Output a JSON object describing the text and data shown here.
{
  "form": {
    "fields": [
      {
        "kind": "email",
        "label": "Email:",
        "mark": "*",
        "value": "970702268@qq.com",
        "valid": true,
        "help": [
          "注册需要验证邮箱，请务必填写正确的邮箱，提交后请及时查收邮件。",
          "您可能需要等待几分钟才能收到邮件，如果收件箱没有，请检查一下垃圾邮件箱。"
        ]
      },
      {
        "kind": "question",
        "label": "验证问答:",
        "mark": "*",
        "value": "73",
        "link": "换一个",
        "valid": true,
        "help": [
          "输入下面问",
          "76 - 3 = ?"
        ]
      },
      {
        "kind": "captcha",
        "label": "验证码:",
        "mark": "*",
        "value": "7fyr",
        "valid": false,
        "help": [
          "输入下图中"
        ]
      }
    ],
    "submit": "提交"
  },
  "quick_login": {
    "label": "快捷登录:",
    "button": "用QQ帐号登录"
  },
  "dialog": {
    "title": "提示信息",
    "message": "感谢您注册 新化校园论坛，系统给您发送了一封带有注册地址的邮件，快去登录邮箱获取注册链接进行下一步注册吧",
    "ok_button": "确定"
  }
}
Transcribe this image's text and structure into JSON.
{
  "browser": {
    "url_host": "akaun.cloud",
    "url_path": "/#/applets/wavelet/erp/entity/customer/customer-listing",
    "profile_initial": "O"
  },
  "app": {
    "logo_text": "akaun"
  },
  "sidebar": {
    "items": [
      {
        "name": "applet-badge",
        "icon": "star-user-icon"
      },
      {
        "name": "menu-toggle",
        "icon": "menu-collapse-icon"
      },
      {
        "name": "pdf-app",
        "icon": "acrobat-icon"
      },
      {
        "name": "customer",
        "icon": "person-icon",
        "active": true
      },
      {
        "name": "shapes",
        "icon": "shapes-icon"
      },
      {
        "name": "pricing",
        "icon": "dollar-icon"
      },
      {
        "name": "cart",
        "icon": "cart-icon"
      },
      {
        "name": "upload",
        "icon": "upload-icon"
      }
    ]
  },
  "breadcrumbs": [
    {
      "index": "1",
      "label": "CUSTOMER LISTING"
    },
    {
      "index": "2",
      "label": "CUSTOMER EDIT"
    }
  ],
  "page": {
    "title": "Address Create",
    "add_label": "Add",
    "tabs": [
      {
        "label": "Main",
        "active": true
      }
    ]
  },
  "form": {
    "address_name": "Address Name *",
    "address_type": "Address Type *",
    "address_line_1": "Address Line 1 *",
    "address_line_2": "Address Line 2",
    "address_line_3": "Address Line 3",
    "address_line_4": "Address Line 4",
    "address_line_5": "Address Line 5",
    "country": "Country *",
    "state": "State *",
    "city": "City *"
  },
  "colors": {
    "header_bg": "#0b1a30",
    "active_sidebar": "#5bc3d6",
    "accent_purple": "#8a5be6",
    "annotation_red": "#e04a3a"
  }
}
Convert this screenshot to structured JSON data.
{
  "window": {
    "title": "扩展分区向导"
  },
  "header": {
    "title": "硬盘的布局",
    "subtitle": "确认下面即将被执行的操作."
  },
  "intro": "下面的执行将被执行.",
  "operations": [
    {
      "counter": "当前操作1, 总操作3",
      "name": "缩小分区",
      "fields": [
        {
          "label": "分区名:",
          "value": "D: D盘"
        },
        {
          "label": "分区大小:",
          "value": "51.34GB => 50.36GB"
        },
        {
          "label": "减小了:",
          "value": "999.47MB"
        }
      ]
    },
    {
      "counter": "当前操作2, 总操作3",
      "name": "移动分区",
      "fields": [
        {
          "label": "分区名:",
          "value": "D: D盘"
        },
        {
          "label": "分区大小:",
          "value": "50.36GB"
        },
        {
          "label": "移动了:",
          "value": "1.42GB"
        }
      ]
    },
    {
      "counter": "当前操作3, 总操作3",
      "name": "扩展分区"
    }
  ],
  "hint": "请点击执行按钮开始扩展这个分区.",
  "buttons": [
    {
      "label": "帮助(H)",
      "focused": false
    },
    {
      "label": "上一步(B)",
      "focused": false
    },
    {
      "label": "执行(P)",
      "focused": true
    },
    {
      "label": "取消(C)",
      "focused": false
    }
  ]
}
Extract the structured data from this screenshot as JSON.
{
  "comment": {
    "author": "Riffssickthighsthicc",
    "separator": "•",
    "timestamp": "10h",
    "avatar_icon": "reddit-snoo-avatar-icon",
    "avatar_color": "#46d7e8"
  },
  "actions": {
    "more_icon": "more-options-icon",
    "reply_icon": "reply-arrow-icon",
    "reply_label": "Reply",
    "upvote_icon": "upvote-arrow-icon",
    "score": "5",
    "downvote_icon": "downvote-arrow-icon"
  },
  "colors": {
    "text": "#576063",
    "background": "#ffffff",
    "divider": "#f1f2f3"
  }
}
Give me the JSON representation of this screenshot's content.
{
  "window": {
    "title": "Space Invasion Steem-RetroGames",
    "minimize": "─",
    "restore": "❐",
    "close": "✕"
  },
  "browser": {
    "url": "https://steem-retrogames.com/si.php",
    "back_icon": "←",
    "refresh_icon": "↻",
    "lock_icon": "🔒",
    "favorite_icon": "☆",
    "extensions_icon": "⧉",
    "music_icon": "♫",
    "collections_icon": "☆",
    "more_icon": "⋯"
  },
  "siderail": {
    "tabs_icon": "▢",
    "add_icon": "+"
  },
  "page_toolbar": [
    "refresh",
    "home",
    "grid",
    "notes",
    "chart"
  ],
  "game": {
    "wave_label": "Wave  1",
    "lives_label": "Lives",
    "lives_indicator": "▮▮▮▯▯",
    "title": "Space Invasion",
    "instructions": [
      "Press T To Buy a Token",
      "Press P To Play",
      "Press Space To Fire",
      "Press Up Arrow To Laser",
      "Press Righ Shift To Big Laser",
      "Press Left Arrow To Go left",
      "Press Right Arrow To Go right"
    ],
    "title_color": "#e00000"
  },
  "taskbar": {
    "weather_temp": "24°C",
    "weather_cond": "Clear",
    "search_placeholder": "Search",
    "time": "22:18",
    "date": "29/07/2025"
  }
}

**EXERCISE AIM:**
Quote all the records. Keep every word exact.

**THE COMPLETED TASK:**
Output a JSON object describing the text and data shown here.
{
  "form": {
    "fields": [
      {
        "kind": "email",
        "label": "Email:",
        "mark": "*",
        "value": "970702268@qq.com",
        "valid": true,
        "help": [
          "注册需要验证邮箱，请务必填写正确的邮箱，提交后请及时查收邮件。",
          "您可能需要等待几分钟才能收到邮件，如果收件箱没有，请检查一下垃圾邮件箱。"
        ]
      },
      {
        "kind": "question",
        "label": "验证问答:",
        "mark": "*",
        "value": "73",
        "link": "换一个",
        "valid": true,
        "help": [
          "输入下面问",
          "76 - 3 = ?"
        ]
      },
      {
        "kind": "captcha",
        "label": "验证码:",
        "mark": "*",
        "value": "7fyr",
        "valid": false,
        "help": [
          "输入下图中"
        ]
      }
    ],
    "submit": "提交"
  },
  "quick_login": {
    "label": "快捷登录:",
    "button": "用QQ帐号登录"
  },
  "dialog": {
    "title": "提示信息",
    "message": "感谢您注册 新化校园论坛，系统给您发送了一封带有注册地址的邮件，快去登录邮箱获取注册链接进行下一步注册吧",
    "ok_button": "确定"
  }
}
Transcribe this image's text and structure into JSON.
{
  "browser": {
    "url_host": "akaun.cloud",
    "url_path": "/#/applets/wavelet/erp/entity/customer/customer-listing",
    "profile_initial": "O"
  },
  "app": {
    "logo_text": "akaun"
  },
  "sidebar": {
    "items": [
      {
        "name": "applet-badge",
        "icon": "star-user-icon"
      },
      {
        "name": "menu-toggle",
        "icon": "menu-collapse-icon"
      },
      {
        "name": "pdf-app",
        "icon": "acrobat-icon"
      },
      {
        "name": "customer",
        "icon": "person-icon",
        "active": true
      },
      {
        "name": "shapes",
        "icon": "shapes-icon"
      },
      {
        "name": "pricing",
        "icon": "dollar-icon"
      },
      {
        "name": "cart",
        "icon": "cart-icon"
      },
      {
        "name": "upload",
        "icon": "upload-icon"
      }
    ]
  },
  "breadcrumbs": [
    {
      "index": "1",
      "label": "CUSTOMER LISTING"
    },
    {
      "index": "2",
      "label": "CUSTOMER EDIT"
    }
  ],
  "page": {
    "title": "Address Create",
    "add_label": "Add",
    "tabs": [
      {
        "label": "Main",
        "active": true
      }
    ]
  },
  "form": {
    "address_name": "Address Name *",
    "address_type": "Address Type *",
    "address_line_1": "Address Line 1 *",
    "address_line_2": "Address Line 2",
    "address_line_3": "Address Line 3",
    "address_line_4": "Address Line 4",
    "address_line_5": "Address Line 5",
    "country": "Country *",
    "state": "State *",
    "city": "City *"
  },
  "colors": {
    "header_bg": "#0b1a30",
    "active_sidebar": "#5bc3d6",
    "accent_purple": "#8a5be6",
    "annotation_red": "#e04a3a"
  }
}
Convert this screenshot to structured JSON data.
{
  "window": {
    "title": "扩展分区向导"
  },
  "header": {
    "title": "硬盘的布局",
    "subtitle": "确认下面即将被执行的操作."
  },
  "intro": "下面的执行将被执行.",
  "operations": [
    {
      "counter": "当前操作1, 总操作3",
      "name": "缩小分区",
      "fields": [
        {
          "label": "分区名:",
          "value": "D: D盘"
        },
        {
          "label": "分区大小:",
          "value": "51.34GB => 50.36GB"
        },
        {
          "label": "减小了:",
          "value": "999.47MB"
        }
      ]
    },
    {
      "counter": "当前操作2, 总操作3",
      "name": "移动分区",
      "fields": [
        {
          "label": "分区名:",
          "value": "D: D盘"
        },
        {
          "label": "分区大小:",
          "value": "50.36GB"
        },
        {
          "label": "移动了:",
          "value": "1.42GB"
        }
      ]
    },
    {
      "counter": "当前操作3, 总操作3",
      "name": "扩展分区"
    }
  ],
  "hint": "请点击执行按钮开始扩展这个分区.",
  "buttons": [
    {
      "label": "帮助(H)",
      "focused": false
    },
    {
      "label": "上一步(B)",
      "focused": false
    },
    {
      "label": "执行(P)",
      "focused": true
    },
    {
      "label": "取消(C)",
      "focused": false
    }
  ]
}
Extract the structured data from this screenshot as JSON.
{
  "comment": {
    "author": "Riffssickthighsthicc",
    "separator": "•",
    "timestamp": "10h",
    "avatar_icon": "reddit-snoo-avatar-icon",
    "avatar_color": "#46d7e8"
  },
  "actions": {
    "more_icon": "more-options-icon",
    "reply_icon": "reply-arrow-icon",
    "reply_label": "Reply",
    "upvote_icon": "upvote-arrow-icon",
    "score": "5",
    "downvote_icon": "downvote-arrow-icon"
  },
  "colors": {
    "text": "#576063",
    "background": "#ffffff",
    "divider": "#f1f2f3"
  }
}
Give me the JSON representation of this screenshot's content.
{
  "window": {
    "title": "Space Invasion Steem-RetroGames",
    "minimize": "─",
    "restore": "❐",
    "close": "✕"
  },
  "browser": {
    "url": "https://steem-retrogames.com/si.php",
    "back_icon": "←",
    "refresh_icon": "↻",
    "lock_icon": "🔒",
    "favorite_icon": "☆",
    "extensions_icon": "⧉",
    "music_icon": "♫",
    "collections_icon": "☆",
    "more_icon": "⋯"
  },
  "siderail": {
    "tabs_icon": "▢",
    "add_icon": "+"
  },
  "page_toolbar": [
    "refresh",
    "home",
    "grid",
    "notes",
    "chart"
  ],
  "game": {
    "wave_label": "Wave  1",
    "lives_label": "Lives",
    "lives_indicator": "▮▮▮▯▯",
    "title": "Space Invasion",
    "instructions": [
      "Press T To Buy a Token",
      "Press P To Play",
      "Press Space To Fire",
      "Press Up Arrow To Laser",
      "Press Righ Shift To Big Laser",
      "Press Left Arrow To Go left",
      "Press Right Arrow To Go right"
    ],
    "title_color": "#e00000"
  },
  "taskbar": {
    "weather_temp": "24°C",
    "weather_cond": "Clear",
    "search_placeholder": "Search",
    "time": "22:18",
    "date": "29/07/2025"
  }
}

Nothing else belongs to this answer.